Stated goal
Below is the data. Give it again, complete and exact.

--- BEGIN The data ---

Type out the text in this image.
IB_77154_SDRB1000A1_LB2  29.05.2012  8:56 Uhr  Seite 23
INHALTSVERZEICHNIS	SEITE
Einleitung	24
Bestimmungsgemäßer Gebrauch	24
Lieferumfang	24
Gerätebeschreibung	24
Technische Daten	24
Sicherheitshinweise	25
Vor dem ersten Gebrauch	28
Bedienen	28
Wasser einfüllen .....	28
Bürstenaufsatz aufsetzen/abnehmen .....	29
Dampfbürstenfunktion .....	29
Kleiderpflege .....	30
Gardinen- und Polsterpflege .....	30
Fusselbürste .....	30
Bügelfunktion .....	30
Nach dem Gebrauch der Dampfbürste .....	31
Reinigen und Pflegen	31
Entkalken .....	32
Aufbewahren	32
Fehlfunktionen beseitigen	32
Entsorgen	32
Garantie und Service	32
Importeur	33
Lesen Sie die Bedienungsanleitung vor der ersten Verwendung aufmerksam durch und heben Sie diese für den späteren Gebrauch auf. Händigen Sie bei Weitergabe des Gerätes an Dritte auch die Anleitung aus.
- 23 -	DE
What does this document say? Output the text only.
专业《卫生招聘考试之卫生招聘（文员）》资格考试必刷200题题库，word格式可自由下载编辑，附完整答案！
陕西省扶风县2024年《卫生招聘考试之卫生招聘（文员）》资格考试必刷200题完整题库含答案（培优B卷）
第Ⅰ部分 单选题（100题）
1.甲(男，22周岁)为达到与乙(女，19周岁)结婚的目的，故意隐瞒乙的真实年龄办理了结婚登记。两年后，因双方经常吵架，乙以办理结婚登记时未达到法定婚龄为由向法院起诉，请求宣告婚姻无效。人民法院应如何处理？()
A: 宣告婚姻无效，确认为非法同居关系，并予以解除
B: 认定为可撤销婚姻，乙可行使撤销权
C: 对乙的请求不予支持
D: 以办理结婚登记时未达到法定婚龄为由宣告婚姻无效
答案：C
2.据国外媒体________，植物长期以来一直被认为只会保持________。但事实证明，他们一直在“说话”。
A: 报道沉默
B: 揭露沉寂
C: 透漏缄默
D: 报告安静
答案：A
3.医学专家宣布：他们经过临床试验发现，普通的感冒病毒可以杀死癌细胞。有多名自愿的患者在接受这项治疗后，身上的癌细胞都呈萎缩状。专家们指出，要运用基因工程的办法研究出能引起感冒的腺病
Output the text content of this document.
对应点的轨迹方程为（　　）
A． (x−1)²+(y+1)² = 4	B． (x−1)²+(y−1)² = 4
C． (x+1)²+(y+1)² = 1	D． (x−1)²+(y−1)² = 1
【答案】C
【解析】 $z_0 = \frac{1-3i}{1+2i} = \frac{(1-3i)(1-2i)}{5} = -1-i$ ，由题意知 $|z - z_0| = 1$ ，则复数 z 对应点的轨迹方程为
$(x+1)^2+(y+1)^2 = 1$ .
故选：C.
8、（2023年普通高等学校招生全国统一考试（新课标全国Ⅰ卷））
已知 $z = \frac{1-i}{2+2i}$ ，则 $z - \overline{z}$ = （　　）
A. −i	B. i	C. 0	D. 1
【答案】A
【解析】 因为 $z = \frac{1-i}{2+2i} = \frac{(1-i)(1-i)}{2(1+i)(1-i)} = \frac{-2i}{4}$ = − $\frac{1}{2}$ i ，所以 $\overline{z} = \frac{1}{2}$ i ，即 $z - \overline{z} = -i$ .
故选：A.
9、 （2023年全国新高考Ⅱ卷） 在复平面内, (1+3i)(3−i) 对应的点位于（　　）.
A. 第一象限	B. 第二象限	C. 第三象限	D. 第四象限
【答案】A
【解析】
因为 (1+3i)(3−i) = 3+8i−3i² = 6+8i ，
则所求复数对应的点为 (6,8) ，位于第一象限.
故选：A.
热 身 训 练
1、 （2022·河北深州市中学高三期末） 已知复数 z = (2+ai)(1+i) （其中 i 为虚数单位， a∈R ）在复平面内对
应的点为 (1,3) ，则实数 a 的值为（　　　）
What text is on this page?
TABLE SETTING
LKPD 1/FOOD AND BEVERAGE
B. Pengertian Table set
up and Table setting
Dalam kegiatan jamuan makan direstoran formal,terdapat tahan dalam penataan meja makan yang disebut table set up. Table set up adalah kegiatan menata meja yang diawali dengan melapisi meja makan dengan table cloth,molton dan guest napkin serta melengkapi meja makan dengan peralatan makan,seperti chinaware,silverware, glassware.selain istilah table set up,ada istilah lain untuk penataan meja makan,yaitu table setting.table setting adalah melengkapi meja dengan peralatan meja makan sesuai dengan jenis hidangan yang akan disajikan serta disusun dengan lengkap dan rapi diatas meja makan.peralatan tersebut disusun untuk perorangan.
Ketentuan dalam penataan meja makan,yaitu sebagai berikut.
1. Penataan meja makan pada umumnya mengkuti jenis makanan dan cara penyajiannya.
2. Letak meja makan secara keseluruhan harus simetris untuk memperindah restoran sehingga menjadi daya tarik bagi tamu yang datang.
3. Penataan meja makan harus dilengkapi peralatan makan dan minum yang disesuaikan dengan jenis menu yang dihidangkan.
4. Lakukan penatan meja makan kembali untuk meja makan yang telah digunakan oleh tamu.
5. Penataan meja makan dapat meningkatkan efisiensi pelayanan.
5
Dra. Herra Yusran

--- END The data ---

Exercise result
Type out the text in this image.
IB_77154_SDRB1000A1_LB2  29.05.2012  8:56 Uhr  Seite 23
INHALTSVERZEICHNIS	SEITE
Einleitung	24
Bestimmungsgemäßer Gebrauch	24
Lieferumfang	24
Gerätebeschreibung	24
Technische Daten	24
Sicherheitshinweise	25
Vor dem ersten Gebrauch	28
Bedienen	28
Wasser einfüllen .....	28
Bürstenaufsatz aufsetzen/abnehmen .....	29
Dampfbürstenfunktion .....	29
Kleiderpflege .....	30
Gardinen- und Polsterpflege .....	30
Fusselbürste .....	30
Bügelfunktion .....	30
Nach dem Gebrauch der Dampfbürste .....	31
Reinigen und Pflegen	31
Entkalken .....	32
Aufbewahren	32
Fehlfunktionen beseitigen	32
Entsorgen	32
Garantie und Service	32
Importeur	33
Lesen Sie die Bedienungsanleitung vor der ersten Verwendung aufmerksam durch und heben Sie diese für den späteren Gebrauch auf. Händigen Sie bei Weitergabe des Gerätes an Dritte auch die Anleitung aus.
- 23 -	DE
What does this document say? Output the text only.
专业《卫生招聘考试之卫生招聘（文员）》资格考试必刷200题题库，word格式可自由下载编辑，附完整答案！
陕西省扶风县2024年《卫生招聘考试之卫生招聘（文员）》资格考试必刷200题完整题库含答案（培优B卷）
第Ⅰ部分 单选题（100题）
1.甲(男，22周岁)为达到与乙(女，19周岁)结婚的目的，故意隐瞒乙的真实年龄办理了结婚登记。两年后，因双方经常吵架，乙以办理结婚登记时未达到法定婚龄为由向法院起诉，请求宣告婚姻无效。人民法院应如何处理？()
A: 宣告婚姻无效，确认为非法同居关系，并予以解除
B: 认定为可撤销婚姻，乙可行使撤销权
C: 对乙的请求不予支持
D: 以办理结婚登记时未达到法定婚龄为由宣告婚姻无效
答案：C
2.据国外媒体________，植物长期以来一直被认为只会保持________。但事实证明，他们一直在“说话”。
A: 报道沉默
B: 揭露沉寂
C: 透漏缄默
D: 报告安静
答案：A
3.医学专家宣布：他们经过临床试验发现，普通的感冒病毒可以杀死癌细胞。有多名自愿的患者在接受这项治疗后，身上的癌细胞都呈萎缩状。专家们指出，要运用基因工程的办法研究出能引起感冒的腺病
Output the text content of this document.
对应点的轨迹方程为（　　）
A． (x−1)²+(y+1)² = 4	B． (x−1)²+(y−1)² = 4
C． (x+1)²+(y+1)² = 1	D． (x−1)²+(y−1)² = 1
【答案】C
【解析】 $z_0 = \frac{1-3i}{1+2i} = \frac{(1-3i)(1-2i)}{5} = -1-i$ ，由题意知 $|z - z_0| = 1$ ，则复数 z 对应点的轨迹方程为
$(x+1)^2+(y+1)^2 = 1$ .
故选：C.
8、（2023年普通高等学校招生全国统一考试（新课标全国Ⅰ卷））
已知 $z = \frac{1-i}{2+2i}$ ，则 $z - \overline{z}$ = （　　）
A. −i	B. i	C. 0	D. 1
【答案】A
【解析】 因为 $z = \frac{1-i}{2+2i} = \frac{(1-i)(1-i)}{2(1+i)(1-i)} = \frac{-2i}{4}$ = − $\frac{1}{2}$ i ，所以 $\overline{z} = \frac{1}{2}$ i ，即 $z - \overline{z} = -i$ .
故选：A.
9、 （2023年全国新高考Ⅱ卷） 在复平面内, (1+3i)(3−i) 对应的点位于（　　）.
A. 第一象限	B. 第二象限	C. 第三象限	D. 第四象限
【答案】A
【解析】
因为 (1+3i)(3−i) = 3+8i−3i² = 6+8i ，
则所求复数对应的点为 (6,8) ，位于第一象限.
故选：A.
热 身 训 练
1、 （2022·河北深州市中学高三期末） 已知复数 z = (2+ai)(1+i) （其中 i 为虚数单位， a∈R ）在复平面内对
应的点为 (1,3) ，则实数 a 的值为（　　　）
What text is on this page?
TABLE SETTING
LKPD 1/FOOD AND BEVERAGE
B. Pengertian Table set
up and Table setting
Dalam kegiatan jamuan makan direstoran formal,terdapat tahan dalam penataan meja makan yang disebut table set up. Table set up adalah kegiatan menata meja yang diawali dengan melapisi meja makan dengan table cloth,molton dan guest napkin serta melengkapi meja makan dengan peralatan makan,seperti chinaware,silverware, glassware.selain istilah table set up,ada istilah lain untuk penataan meja makan,yaitu table setting.table setting adalah melengkapi meja dengan peralatan meja makan sesuai dengan jenis hidangan yang akan disajikan serta disusun dengan lengkap dan rapi diatas meja makan.peralatan tersebut disusun untuk perorangan.
Ketentuan dalam penataan meja makan,yaitu sebagai berikut.
1. Penataan meja makan pada umumnya mengkuti jenis makanan dan cara penyajiannya.
2. Letak meja makan secara keseluruhan harus simetris untuk memperindah restoran sehingga menjadi daya tarik bagi tamu yang datang.
3. Penataan meja makan harus dilengkapi peralatan makan dan minum yang disesuaikan dengan jenis menu yang dihidangkan.
4. Lakukan penatan meja makan kembali untuk meja makan yang telah digunakan oleh tamu.
5. Penataan meja makan dapat meningkatkan efisiensi pelayanan.
5
Dra. Herra Yusran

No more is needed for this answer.